EXTRAIT À LIRE:
Sur le chemin qui va de Jérusalem à Gaza, il y a un éthiopien ; sur le chemin qui va de Jérusalem à Emmaüs, il y a deux disciples.
Comme Philippe rejoint inopinément l’éthiopien sur le chemin de Gaza, quelqu’un qu’ils ne connaissent pas rejoint de manière imprévue les deux disciples sur le chemin d’Emmaüs et les accompagne.
Avec ce quelqu’un, ils partagent eux aussi leur perplexité, leur désorientation, leurs questions. Ce qu’ils ne comprennent pas, eux, c’est ce qui s’est passé ces derniers jours, avec la condamnation à mort et l’exécution de leur maître, et ce qu’on en raconte. En tous cas, comme pour l’eunuque à sa manière, leurs espérances sont mortes, il n’y a plus d’avenir, il est bouché, c’est une impasse.
Aux yeux de leur interlocuteur mystérieux, la perplexité de ces deux hommes confine à l’infirmité : il les traite de « débiles ». Puis il évoque avec eux les Écritures, notamment les prophètes, qu’il interprète. Comme sur le chemin de Gaza.
Au terme d’une marche, les deux hommes demandent à faire halte, comme l’éthiopien avait décidé de faire halte. Mais ici, ce qui se passe alors n’est pas un baptême, c’est la fraction du pain – l’autre geste que les chrétiens ont gardé comme une sorte de condensé d’Évangile.
Puis, comme Philippe avait soudain échappé au regard de l’éthiopien, Jésus disparaît de la vue des deux disciples.
Et comme l’éthiopien avait poursuivi dans la joie, voilà les deux qui se lèvent aussitôt, et qui se remettent en route, et qui retournent retrouver les leurs, et qui partagent cette nouvelle : « Le Seigneur est vraiment ressuscité ! » Ils ne sont plus sur un chemin de tristesse, ils ne sont plus face à une impasse, ils sont désormais sur un chemin de vie.
Presque la même histoire, racontée deux fois, avec des nuances et dans des contextes légèrement différents, et qui sont proches y compris dans ce qu’elles ne disent pas. Car cette histoire en deux versions, ou ces deux histoires analogues, ont un même point aveugle, un même grand silence.

ENREGISTREMENTS:
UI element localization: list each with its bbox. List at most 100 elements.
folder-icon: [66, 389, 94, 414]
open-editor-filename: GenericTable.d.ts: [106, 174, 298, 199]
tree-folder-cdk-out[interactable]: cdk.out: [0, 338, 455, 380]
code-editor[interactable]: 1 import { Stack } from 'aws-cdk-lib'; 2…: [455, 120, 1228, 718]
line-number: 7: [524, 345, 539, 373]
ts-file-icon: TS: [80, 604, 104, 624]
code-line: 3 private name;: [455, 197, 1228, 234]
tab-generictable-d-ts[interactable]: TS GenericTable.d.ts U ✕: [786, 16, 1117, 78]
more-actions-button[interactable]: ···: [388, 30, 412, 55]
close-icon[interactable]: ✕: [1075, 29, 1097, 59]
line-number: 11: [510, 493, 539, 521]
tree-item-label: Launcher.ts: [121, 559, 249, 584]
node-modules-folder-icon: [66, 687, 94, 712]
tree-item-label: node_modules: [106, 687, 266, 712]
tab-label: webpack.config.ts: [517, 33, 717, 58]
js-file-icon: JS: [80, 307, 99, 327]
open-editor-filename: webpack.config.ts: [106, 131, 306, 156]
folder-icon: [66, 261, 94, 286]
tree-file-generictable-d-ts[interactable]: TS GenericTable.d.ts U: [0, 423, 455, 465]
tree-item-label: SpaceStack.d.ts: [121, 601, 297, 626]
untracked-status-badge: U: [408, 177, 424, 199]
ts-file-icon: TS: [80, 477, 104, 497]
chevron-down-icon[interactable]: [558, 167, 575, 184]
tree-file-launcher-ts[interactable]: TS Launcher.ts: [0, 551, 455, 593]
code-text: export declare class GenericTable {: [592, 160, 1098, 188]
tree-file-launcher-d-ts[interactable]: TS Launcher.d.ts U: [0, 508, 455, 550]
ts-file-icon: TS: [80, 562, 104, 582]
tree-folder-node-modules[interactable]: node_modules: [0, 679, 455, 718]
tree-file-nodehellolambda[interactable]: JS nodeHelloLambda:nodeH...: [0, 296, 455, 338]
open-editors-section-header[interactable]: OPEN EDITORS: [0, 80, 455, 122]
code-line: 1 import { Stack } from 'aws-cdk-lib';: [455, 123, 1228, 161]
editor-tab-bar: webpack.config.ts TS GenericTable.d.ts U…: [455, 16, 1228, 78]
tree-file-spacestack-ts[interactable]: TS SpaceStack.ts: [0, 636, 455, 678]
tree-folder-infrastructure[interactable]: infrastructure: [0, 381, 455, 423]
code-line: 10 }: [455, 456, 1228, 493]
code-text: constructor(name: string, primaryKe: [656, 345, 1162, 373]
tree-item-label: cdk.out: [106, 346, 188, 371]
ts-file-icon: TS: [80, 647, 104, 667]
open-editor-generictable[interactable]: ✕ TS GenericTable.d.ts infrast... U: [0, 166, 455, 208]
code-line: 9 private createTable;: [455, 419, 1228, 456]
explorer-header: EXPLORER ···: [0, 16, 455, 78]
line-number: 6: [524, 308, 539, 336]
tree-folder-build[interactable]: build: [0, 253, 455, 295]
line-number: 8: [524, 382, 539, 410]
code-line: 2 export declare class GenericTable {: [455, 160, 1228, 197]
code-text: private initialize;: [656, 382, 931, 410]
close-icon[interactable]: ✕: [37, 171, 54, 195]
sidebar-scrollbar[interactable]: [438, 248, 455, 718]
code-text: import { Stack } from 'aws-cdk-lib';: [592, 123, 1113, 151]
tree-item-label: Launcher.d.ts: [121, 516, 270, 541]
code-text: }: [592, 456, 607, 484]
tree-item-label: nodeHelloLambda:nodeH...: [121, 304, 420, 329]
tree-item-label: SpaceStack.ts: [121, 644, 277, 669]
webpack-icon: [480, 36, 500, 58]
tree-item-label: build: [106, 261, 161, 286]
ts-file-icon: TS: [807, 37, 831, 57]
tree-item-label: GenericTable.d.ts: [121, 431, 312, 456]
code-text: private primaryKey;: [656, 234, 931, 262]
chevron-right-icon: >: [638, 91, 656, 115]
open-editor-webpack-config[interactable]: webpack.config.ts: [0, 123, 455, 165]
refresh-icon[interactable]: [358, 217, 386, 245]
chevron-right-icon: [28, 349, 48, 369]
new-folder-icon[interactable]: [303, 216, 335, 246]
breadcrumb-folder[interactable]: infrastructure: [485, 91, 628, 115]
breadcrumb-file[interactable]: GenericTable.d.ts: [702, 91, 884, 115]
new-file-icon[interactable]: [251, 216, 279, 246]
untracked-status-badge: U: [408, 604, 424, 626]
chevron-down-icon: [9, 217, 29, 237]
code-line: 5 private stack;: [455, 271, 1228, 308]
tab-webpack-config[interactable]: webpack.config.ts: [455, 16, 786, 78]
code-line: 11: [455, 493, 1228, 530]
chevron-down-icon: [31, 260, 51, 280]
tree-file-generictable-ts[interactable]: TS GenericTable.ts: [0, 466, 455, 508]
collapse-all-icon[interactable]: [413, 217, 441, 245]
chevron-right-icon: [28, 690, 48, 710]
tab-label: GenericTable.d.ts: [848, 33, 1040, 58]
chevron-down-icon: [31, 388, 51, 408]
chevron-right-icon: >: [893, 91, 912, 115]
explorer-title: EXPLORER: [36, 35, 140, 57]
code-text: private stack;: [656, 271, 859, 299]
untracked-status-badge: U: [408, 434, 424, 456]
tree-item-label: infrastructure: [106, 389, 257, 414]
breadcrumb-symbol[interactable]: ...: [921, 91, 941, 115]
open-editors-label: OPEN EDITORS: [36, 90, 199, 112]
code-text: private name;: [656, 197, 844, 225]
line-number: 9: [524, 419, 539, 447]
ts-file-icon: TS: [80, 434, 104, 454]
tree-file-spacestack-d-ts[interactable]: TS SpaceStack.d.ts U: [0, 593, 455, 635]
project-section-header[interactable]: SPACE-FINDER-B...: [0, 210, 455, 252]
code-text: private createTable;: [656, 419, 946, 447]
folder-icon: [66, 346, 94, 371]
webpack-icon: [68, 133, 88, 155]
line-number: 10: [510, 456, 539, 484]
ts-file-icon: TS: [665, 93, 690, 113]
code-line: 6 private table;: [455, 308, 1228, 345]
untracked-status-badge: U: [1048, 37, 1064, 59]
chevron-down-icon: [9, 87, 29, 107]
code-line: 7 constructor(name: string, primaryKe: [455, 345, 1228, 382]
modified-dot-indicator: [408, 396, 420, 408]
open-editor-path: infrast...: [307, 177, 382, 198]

OBJECTIF:
D'après l'extrait sur les chemins de Gaza et d'Emmaüs, quel geste a lieu à la halte des deux disciples au lieu d'un baptême ? Appuyez-vous uniquement sur l'extrait.

RÉPONSE:
La fraction du pain.